(Dataset rows)

★ ★ ★

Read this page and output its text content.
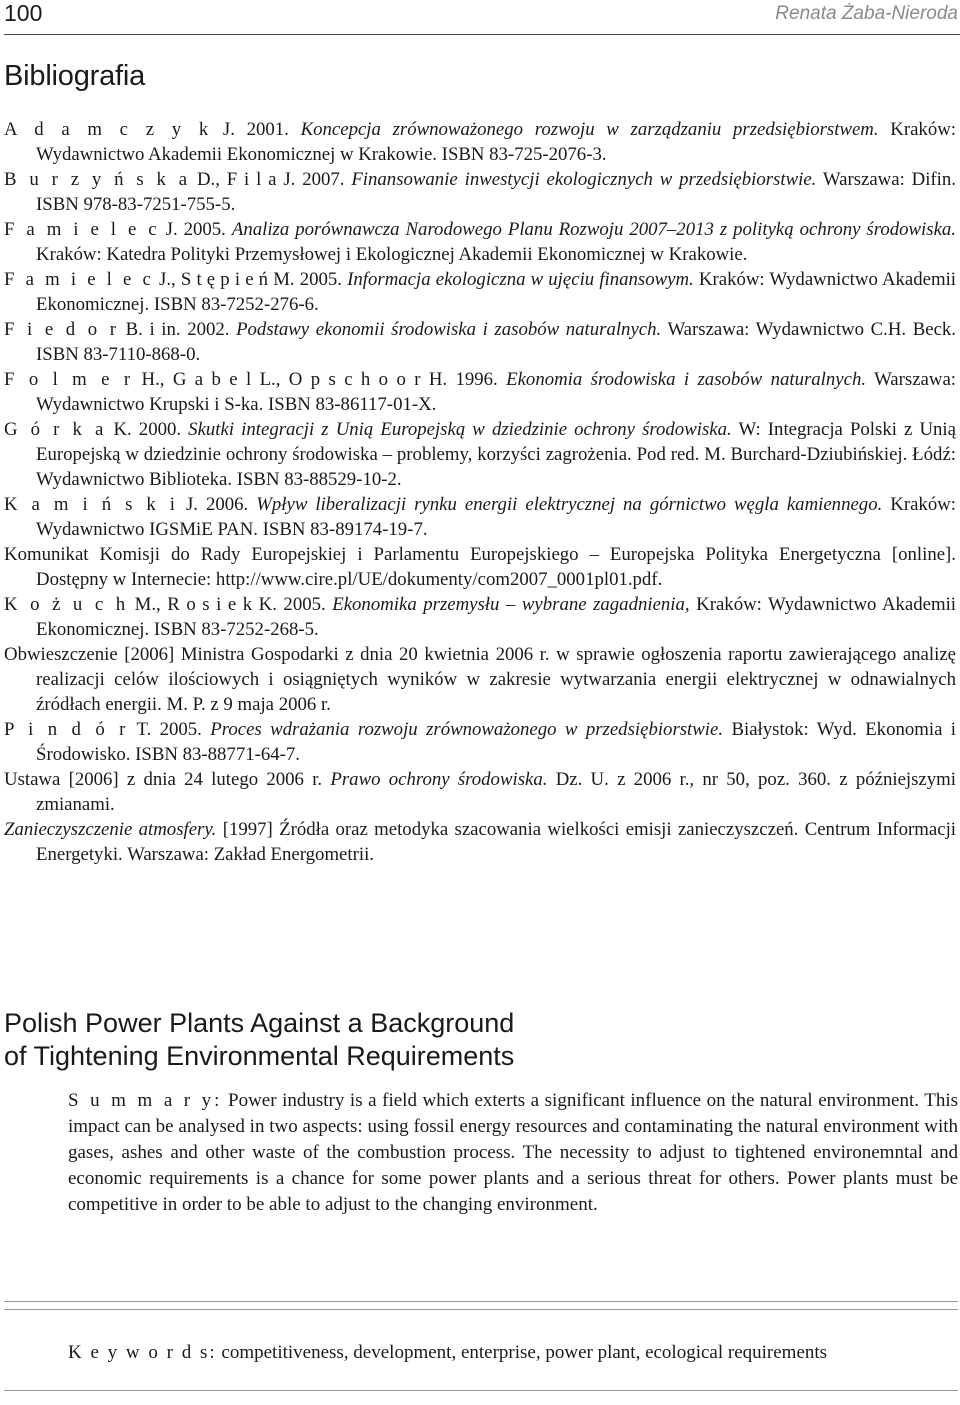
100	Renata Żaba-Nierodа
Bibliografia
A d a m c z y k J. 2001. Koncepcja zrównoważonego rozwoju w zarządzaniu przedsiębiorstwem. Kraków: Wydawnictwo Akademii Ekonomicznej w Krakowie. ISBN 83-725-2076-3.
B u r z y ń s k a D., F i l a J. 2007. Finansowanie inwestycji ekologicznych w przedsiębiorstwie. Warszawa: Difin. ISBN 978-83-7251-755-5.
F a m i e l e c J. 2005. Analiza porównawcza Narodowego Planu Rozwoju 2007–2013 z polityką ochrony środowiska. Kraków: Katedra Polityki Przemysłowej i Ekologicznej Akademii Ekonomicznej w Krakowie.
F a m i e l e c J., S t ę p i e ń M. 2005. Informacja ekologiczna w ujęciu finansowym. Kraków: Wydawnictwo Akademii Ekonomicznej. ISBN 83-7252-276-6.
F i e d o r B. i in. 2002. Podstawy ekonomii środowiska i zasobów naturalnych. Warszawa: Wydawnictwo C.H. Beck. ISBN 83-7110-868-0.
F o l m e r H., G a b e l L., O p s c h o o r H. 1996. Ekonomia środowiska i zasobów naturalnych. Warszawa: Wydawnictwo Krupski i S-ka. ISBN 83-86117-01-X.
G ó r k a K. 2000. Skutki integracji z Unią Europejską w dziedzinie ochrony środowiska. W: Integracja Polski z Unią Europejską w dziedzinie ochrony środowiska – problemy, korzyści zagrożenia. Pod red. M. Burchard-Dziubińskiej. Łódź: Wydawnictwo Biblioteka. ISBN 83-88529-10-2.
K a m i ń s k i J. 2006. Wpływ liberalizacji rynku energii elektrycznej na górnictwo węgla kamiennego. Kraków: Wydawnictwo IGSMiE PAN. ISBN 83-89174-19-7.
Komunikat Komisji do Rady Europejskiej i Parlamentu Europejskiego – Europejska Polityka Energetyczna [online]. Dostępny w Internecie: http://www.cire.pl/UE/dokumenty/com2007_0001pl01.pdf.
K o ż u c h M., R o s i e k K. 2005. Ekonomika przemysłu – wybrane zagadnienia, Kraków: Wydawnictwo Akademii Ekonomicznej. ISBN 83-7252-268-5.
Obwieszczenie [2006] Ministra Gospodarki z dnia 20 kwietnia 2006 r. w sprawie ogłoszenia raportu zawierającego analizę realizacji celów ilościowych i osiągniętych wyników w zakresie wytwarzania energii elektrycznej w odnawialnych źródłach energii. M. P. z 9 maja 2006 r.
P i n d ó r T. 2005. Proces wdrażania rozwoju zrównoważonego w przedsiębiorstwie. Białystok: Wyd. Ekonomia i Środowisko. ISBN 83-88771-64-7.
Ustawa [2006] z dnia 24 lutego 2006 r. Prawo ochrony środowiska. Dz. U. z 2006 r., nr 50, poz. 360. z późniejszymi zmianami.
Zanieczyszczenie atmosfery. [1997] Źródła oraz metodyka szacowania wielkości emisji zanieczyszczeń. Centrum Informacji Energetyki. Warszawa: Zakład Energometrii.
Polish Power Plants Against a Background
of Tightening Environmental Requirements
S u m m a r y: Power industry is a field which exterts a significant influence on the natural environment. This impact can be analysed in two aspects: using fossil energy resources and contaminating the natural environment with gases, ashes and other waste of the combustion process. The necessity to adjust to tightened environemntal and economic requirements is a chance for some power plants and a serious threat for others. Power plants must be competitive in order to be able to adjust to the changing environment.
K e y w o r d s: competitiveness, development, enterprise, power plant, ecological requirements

★ ★ ★

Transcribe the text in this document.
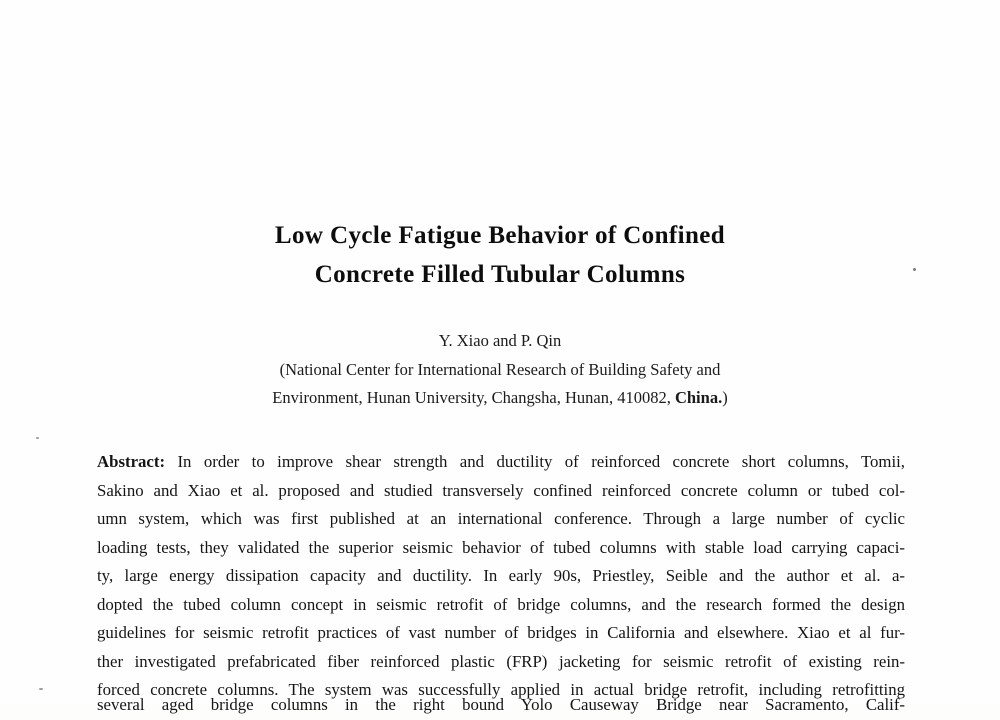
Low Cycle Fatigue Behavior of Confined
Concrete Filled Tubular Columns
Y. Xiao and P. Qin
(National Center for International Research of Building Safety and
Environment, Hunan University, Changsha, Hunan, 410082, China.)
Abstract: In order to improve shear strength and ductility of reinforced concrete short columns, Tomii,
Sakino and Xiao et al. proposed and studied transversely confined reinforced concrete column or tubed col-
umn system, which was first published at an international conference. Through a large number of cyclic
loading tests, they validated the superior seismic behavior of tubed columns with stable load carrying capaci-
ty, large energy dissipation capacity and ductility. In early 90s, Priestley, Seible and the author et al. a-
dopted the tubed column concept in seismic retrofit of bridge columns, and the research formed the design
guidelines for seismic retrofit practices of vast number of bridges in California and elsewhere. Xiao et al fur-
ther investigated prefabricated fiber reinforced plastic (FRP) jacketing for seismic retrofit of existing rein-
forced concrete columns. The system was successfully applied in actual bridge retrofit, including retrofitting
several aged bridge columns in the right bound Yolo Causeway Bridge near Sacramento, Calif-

★ ★ ★

# [JOB]
Find every line that holds "ductility" and copy it.

# [ANSWER TO THE PROBLEM]
Abstract: In order to improve shear strength and ductility of reinforced concrete short columns, Tomii,
ty, large energy dissipation capacity and ductility. In early 90s, Priestley, Seible and the author et al. a-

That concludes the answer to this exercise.